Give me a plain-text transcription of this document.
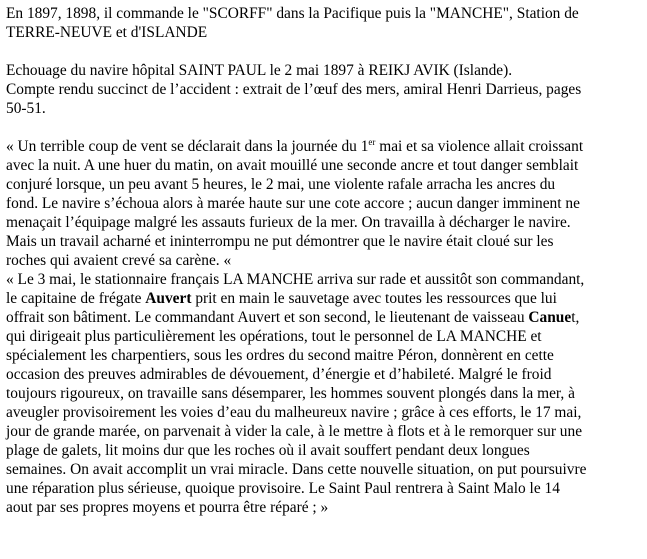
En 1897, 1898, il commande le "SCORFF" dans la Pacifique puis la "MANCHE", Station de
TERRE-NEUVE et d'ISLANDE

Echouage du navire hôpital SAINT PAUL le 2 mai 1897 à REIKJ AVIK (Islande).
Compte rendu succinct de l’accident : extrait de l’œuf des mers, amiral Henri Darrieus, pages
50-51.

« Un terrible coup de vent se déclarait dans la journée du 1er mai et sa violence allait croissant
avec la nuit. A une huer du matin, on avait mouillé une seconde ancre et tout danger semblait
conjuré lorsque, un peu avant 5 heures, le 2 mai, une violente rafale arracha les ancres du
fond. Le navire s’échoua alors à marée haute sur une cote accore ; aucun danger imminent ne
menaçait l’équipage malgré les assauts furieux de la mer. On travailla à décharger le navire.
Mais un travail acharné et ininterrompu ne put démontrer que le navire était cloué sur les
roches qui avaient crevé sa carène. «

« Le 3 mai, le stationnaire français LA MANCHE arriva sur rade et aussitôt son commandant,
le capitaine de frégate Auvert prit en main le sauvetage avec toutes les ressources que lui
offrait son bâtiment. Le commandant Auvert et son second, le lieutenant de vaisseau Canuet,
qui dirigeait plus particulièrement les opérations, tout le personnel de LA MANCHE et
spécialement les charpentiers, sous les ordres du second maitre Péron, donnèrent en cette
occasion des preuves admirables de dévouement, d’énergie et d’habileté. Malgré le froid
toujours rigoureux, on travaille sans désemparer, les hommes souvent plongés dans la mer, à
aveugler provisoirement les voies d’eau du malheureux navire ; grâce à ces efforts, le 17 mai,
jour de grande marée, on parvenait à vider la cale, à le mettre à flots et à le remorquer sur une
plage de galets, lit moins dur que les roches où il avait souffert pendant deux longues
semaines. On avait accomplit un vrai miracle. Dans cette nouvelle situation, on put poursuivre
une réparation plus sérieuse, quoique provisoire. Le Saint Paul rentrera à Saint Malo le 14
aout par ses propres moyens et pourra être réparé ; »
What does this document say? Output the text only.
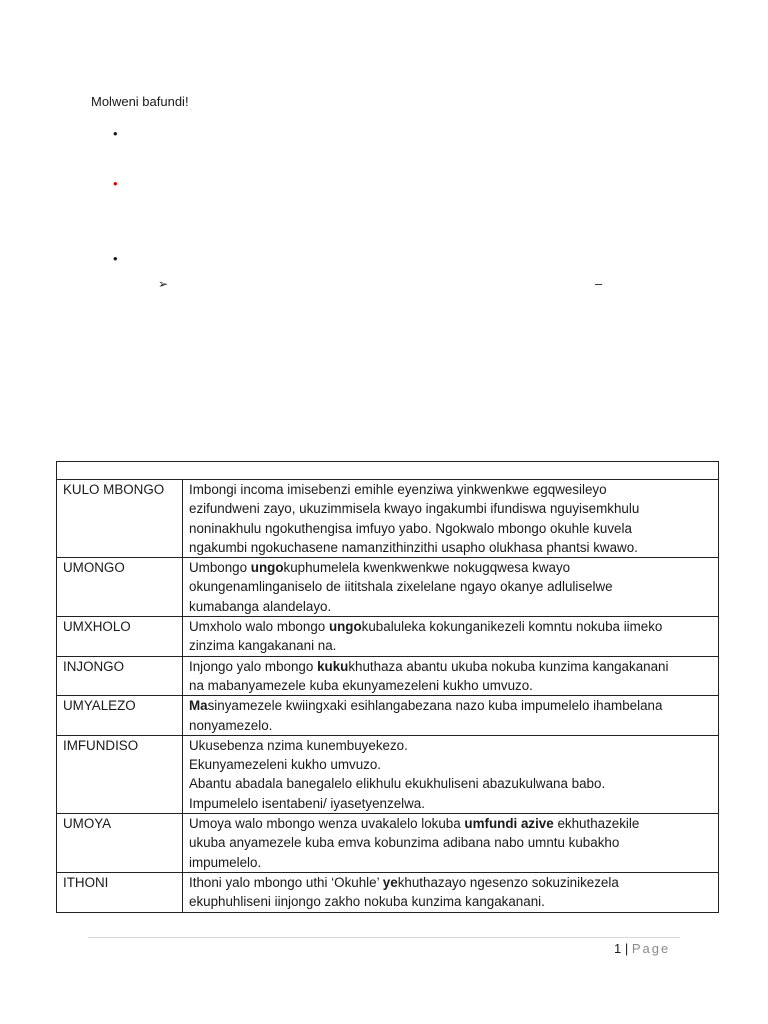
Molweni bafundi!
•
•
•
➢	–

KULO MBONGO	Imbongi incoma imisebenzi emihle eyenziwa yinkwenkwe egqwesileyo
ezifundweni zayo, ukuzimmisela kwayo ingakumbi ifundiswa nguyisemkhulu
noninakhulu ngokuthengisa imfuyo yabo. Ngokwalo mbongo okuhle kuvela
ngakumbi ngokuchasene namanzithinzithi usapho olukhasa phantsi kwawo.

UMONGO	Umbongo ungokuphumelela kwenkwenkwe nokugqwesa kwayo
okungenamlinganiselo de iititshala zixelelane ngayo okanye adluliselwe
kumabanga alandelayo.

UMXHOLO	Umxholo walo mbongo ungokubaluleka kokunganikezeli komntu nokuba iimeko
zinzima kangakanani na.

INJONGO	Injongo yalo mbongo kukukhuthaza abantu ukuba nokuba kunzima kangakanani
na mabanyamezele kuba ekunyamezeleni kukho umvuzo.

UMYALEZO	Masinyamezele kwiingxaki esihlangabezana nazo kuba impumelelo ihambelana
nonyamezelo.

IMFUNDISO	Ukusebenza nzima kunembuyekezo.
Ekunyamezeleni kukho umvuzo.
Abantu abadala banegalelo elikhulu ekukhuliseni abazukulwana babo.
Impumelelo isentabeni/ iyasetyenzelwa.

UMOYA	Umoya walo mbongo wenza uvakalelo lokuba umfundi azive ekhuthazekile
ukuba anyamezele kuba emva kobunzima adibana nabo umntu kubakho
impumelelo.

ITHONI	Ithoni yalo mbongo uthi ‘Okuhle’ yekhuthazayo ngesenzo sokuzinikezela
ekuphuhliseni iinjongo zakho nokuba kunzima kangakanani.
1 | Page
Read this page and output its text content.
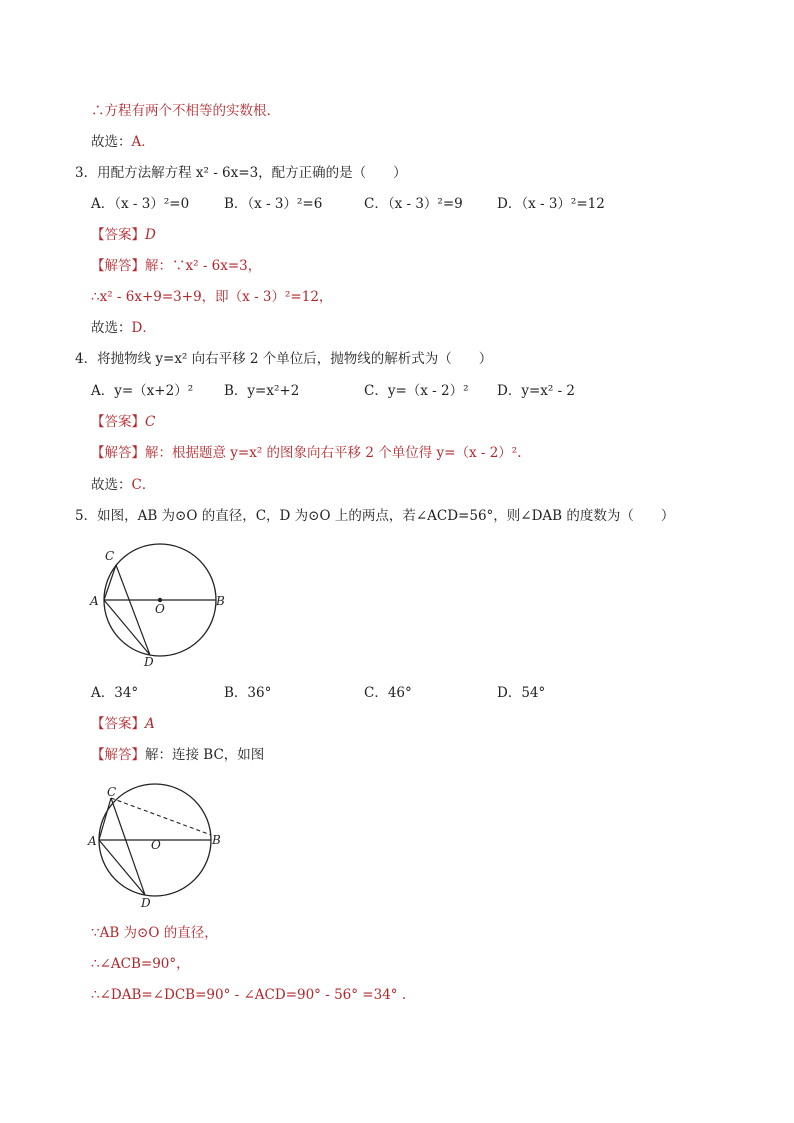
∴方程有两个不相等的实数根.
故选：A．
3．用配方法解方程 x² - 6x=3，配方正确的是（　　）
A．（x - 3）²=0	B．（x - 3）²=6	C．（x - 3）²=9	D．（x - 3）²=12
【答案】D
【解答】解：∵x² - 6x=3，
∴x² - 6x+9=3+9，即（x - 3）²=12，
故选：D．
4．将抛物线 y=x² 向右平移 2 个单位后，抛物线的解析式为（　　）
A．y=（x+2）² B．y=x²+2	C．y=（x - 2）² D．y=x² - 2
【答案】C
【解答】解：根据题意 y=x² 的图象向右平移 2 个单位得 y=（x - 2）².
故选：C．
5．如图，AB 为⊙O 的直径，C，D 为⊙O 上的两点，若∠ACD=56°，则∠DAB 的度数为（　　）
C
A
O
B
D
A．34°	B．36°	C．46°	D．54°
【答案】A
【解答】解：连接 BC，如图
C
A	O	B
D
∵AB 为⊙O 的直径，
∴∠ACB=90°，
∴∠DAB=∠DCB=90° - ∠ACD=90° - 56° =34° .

*Exercise task*.
Find every line with the word "kwayo" and state how many there are, with no other words.

*The completed task*.
2